* Begin *
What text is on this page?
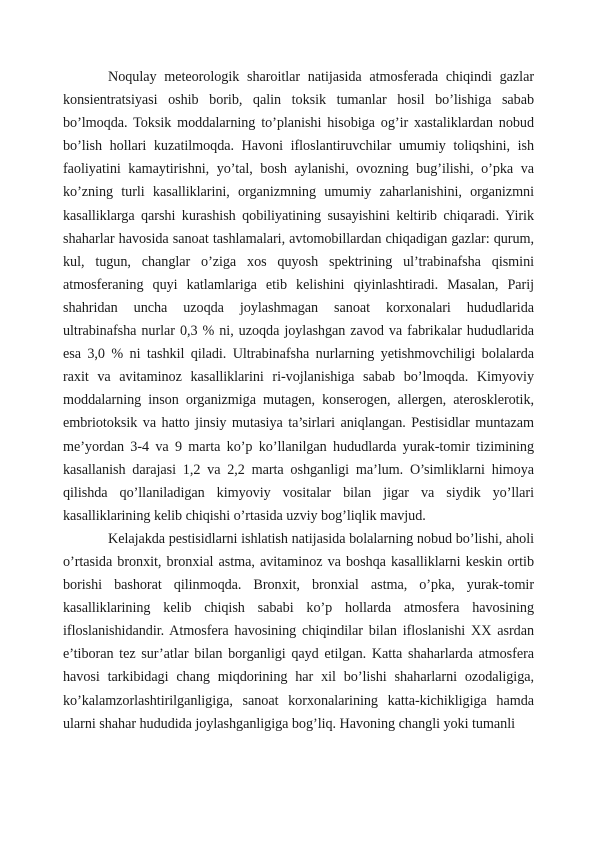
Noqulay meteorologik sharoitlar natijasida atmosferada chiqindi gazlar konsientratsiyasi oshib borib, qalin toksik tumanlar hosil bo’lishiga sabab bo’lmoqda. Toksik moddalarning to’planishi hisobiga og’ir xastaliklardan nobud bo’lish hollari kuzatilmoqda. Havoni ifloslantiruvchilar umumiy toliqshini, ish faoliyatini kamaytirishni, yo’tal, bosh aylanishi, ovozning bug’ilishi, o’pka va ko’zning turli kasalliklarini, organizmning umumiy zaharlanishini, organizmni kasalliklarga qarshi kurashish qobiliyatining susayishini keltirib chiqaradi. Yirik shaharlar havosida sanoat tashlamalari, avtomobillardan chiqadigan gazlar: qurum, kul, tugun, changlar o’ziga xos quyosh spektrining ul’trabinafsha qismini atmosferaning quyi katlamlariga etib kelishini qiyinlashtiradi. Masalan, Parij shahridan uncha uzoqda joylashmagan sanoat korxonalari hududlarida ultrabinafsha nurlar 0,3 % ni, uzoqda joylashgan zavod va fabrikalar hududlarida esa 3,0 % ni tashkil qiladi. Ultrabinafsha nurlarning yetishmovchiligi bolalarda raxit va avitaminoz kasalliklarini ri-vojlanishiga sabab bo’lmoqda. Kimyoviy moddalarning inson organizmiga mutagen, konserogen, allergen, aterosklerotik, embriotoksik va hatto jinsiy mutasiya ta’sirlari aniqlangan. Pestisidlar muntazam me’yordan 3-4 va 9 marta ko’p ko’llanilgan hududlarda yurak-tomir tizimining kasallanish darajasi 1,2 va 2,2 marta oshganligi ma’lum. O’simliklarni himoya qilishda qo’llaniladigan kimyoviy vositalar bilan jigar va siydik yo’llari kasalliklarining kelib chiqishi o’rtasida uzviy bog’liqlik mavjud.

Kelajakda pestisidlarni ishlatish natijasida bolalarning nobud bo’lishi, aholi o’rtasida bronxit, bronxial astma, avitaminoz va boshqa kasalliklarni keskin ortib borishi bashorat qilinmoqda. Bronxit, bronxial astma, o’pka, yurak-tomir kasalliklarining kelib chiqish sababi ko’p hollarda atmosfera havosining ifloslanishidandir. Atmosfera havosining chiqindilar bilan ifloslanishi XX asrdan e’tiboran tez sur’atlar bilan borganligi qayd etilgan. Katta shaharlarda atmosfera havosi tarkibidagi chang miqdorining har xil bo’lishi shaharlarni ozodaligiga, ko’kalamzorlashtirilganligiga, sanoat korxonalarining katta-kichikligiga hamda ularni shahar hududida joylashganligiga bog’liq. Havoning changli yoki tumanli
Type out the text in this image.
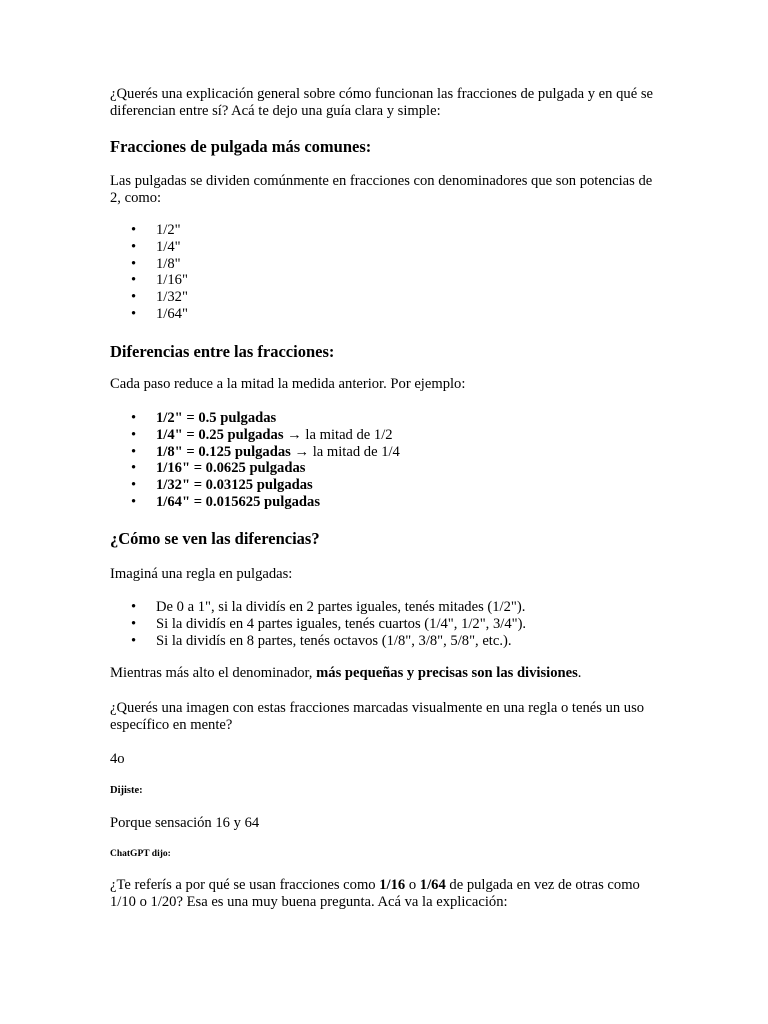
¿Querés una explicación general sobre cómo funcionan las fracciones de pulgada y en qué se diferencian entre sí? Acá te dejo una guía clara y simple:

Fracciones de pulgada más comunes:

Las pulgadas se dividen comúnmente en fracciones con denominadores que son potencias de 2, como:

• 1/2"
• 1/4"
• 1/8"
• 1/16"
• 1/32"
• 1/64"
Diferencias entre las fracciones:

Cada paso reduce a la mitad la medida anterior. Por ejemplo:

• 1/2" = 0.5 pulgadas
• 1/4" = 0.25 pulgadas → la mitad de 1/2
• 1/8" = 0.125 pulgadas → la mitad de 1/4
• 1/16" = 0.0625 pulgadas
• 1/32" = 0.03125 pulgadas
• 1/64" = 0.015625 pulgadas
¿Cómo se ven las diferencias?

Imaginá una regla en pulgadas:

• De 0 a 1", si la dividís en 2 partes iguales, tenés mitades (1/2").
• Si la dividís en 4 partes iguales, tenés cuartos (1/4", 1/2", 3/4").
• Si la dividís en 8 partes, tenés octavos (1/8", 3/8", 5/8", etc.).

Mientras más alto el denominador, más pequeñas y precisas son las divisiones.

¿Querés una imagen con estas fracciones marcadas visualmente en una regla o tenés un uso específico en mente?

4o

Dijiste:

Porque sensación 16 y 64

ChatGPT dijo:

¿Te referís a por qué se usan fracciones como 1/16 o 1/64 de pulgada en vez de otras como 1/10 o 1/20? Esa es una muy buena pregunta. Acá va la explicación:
* End *
* Begin *
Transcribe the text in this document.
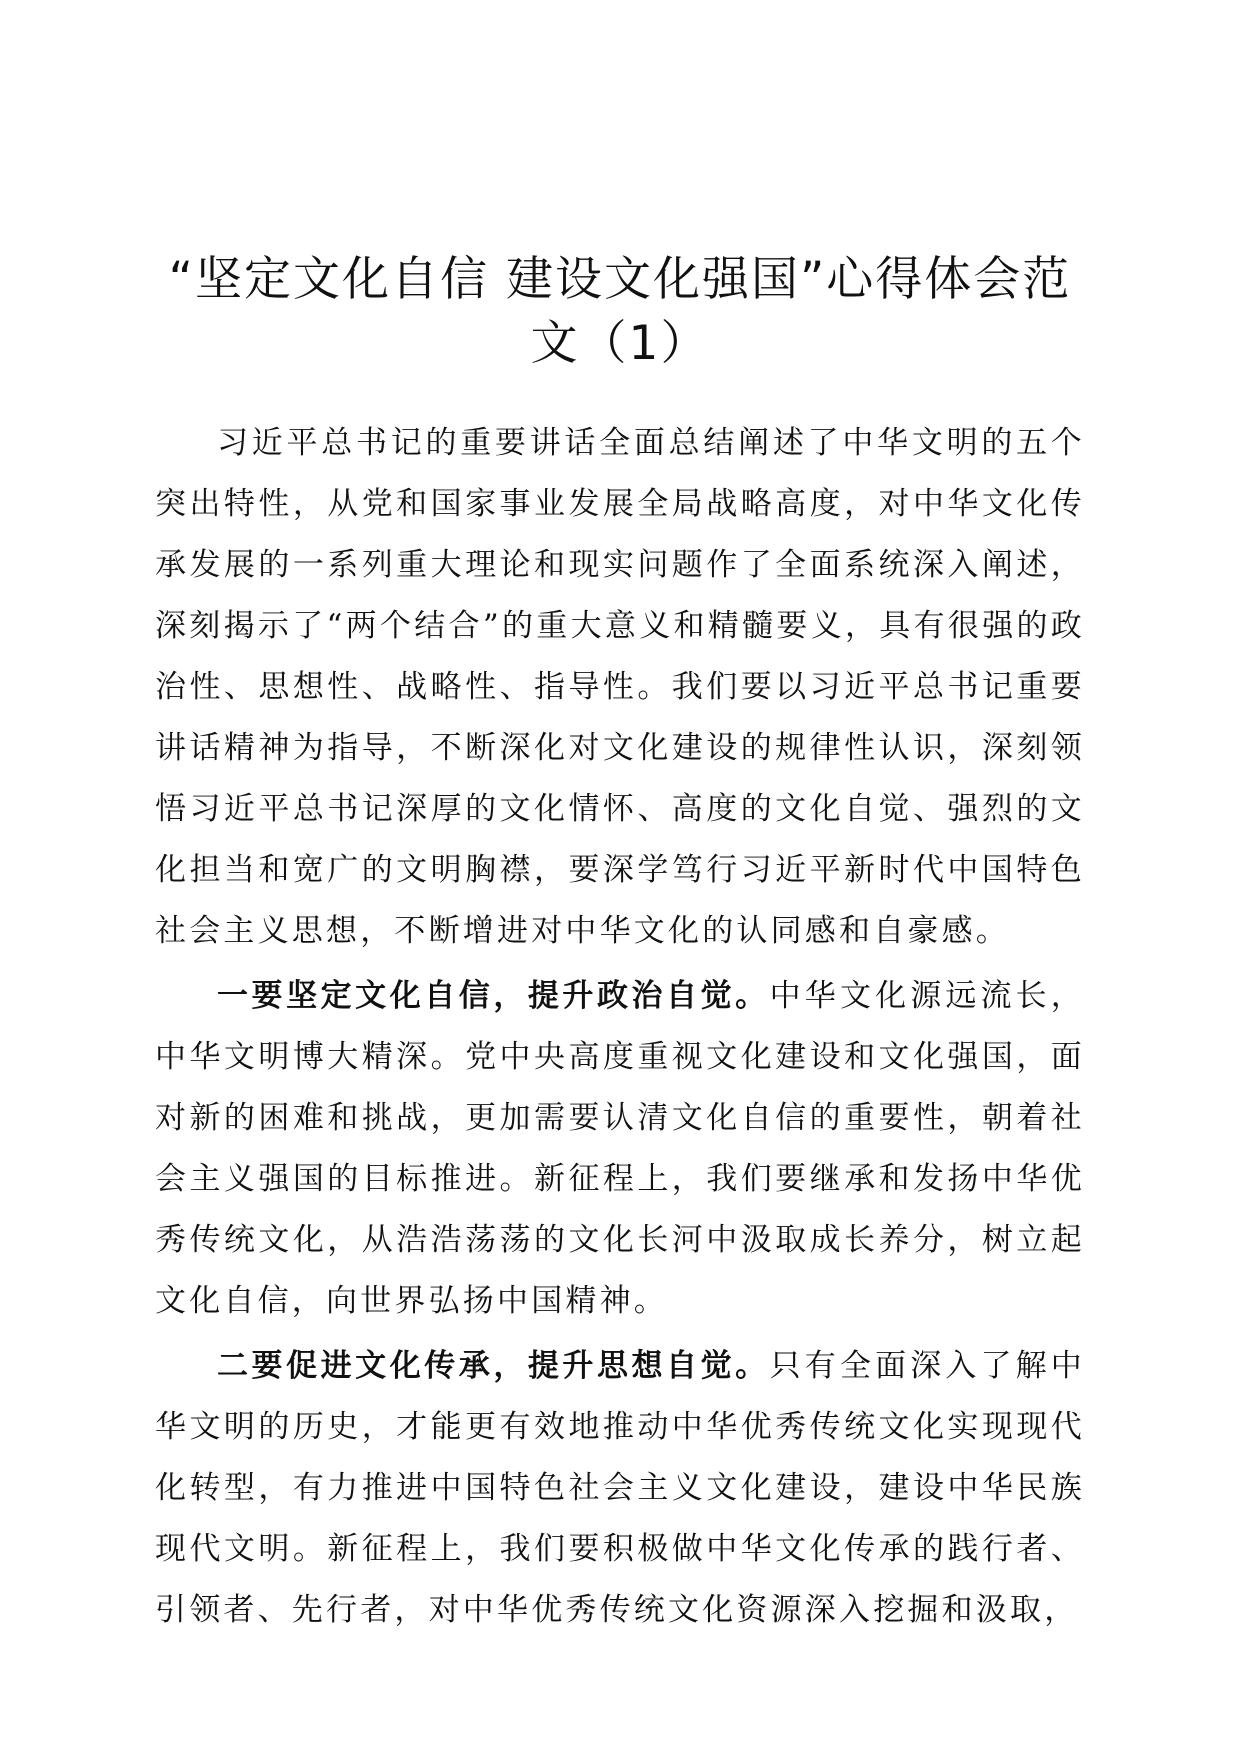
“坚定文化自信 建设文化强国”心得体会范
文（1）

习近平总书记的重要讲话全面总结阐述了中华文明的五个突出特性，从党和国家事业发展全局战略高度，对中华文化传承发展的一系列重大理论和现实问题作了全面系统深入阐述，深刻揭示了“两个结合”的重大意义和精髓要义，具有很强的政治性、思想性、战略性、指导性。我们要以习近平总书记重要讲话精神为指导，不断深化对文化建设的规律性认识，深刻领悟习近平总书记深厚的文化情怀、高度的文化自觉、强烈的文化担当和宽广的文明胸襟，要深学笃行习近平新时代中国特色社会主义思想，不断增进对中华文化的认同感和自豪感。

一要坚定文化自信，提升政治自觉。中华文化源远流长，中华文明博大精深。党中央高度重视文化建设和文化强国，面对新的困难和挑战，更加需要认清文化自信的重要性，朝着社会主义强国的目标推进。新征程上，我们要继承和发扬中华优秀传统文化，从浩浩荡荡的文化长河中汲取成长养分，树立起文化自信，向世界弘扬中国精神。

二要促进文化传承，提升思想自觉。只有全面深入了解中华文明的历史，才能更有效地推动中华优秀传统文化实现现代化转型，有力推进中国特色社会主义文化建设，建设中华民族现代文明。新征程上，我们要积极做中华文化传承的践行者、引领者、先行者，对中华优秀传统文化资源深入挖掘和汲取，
* End *
- _EXERCISE TASK_:
Copy each line of the listing in which the word "Querés" can be found.

- _OUTPUT OF THE TASK_:
¿Querés una explicación general sobre cómo funcionan las fracciones de pulgada y en qué se diferencian entre sí? Acá te dejo una guía clara y simple:
¿Querés una imagen con estas fracciones marcadas visualmente en una regla o tenés un uso específico en mente?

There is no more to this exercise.